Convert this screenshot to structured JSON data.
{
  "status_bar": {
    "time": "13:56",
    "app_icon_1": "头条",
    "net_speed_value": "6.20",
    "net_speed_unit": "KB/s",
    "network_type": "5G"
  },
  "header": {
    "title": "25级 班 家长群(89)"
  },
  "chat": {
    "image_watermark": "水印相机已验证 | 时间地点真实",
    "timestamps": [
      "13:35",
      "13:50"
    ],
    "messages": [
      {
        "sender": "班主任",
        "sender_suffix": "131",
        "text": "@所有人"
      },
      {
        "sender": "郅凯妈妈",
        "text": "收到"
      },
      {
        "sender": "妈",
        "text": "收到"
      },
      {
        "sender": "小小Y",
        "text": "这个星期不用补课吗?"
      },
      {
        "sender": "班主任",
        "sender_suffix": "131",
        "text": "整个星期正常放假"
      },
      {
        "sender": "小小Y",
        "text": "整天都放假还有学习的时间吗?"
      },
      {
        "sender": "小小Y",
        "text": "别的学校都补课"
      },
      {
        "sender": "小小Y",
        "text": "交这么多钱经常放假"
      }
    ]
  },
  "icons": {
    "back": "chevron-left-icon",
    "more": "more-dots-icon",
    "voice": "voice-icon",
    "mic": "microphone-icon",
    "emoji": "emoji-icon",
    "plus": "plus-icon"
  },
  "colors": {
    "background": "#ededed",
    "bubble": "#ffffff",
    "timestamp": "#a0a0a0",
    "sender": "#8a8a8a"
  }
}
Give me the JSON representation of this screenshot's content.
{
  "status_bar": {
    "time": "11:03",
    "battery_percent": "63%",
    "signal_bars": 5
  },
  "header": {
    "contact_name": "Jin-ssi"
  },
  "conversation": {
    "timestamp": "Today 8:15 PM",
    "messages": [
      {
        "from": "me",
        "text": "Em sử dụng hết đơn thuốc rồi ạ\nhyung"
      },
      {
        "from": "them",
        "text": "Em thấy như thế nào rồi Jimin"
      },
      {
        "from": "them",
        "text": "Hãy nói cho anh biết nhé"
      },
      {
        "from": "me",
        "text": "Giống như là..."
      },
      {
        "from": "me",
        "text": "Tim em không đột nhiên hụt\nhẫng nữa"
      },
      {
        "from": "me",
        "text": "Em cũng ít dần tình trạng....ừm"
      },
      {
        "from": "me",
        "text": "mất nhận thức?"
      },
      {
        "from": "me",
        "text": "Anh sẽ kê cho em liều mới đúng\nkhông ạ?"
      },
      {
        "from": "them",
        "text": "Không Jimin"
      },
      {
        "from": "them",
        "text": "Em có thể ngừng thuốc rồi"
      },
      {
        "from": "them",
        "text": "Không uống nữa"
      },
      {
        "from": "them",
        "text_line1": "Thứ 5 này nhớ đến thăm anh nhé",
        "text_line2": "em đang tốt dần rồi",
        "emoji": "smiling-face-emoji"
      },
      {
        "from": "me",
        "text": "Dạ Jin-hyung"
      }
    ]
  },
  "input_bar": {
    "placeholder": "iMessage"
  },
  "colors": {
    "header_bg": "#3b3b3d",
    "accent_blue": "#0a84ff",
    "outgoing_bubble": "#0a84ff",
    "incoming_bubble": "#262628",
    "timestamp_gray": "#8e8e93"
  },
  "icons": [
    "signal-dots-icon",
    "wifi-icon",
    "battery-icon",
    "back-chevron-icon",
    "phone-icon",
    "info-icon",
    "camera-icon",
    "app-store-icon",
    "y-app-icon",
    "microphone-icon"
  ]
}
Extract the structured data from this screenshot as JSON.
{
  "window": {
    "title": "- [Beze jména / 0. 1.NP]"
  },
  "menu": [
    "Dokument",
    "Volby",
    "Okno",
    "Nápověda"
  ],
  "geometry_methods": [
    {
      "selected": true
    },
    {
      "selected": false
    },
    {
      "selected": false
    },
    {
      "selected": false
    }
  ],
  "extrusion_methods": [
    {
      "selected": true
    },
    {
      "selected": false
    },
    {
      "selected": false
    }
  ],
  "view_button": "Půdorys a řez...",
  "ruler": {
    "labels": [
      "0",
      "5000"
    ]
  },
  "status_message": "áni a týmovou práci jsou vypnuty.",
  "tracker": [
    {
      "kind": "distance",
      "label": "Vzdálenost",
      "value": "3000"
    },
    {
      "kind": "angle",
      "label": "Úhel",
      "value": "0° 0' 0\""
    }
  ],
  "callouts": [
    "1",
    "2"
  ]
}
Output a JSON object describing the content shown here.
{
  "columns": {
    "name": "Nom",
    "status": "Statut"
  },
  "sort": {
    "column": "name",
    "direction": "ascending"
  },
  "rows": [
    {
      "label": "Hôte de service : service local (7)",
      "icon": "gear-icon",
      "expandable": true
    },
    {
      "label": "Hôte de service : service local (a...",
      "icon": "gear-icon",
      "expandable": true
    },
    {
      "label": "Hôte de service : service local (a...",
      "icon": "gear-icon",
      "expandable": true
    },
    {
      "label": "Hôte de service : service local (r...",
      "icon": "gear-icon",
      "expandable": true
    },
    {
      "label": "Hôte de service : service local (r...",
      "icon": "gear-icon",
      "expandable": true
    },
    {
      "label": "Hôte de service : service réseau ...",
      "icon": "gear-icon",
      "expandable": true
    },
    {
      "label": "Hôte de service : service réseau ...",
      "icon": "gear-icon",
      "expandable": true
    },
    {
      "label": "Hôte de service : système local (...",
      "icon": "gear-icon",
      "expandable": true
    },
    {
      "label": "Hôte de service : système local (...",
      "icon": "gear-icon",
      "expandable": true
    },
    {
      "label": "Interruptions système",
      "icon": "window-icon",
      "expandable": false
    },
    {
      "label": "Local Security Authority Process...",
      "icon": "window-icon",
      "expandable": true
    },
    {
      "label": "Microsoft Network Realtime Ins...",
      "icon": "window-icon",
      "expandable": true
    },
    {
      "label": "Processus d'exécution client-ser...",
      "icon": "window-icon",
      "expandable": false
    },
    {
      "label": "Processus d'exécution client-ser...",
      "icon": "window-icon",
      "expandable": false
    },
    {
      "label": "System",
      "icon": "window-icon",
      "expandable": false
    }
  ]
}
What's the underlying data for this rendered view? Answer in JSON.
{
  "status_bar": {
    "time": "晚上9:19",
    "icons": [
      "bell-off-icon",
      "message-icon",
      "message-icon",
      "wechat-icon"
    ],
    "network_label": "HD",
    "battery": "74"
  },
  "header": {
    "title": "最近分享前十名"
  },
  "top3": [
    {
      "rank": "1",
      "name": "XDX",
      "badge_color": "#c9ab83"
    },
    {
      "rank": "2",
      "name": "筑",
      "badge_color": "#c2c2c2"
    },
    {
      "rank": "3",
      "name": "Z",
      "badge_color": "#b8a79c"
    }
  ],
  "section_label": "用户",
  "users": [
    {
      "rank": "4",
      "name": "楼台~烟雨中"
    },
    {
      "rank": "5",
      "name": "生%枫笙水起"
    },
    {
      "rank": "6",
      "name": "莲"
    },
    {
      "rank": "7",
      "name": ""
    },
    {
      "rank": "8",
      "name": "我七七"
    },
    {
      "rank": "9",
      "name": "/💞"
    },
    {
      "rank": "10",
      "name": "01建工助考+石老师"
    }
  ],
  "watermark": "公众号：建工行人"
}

*Given exercise*:
Above are the records. Copy every line in them holding "data".

*Right answer*:
Convert this screenshot to structured JSON data.
Extract the structured data from this screenshot as JSON.
What's the underlying data for this rendered view? Answer in JSON.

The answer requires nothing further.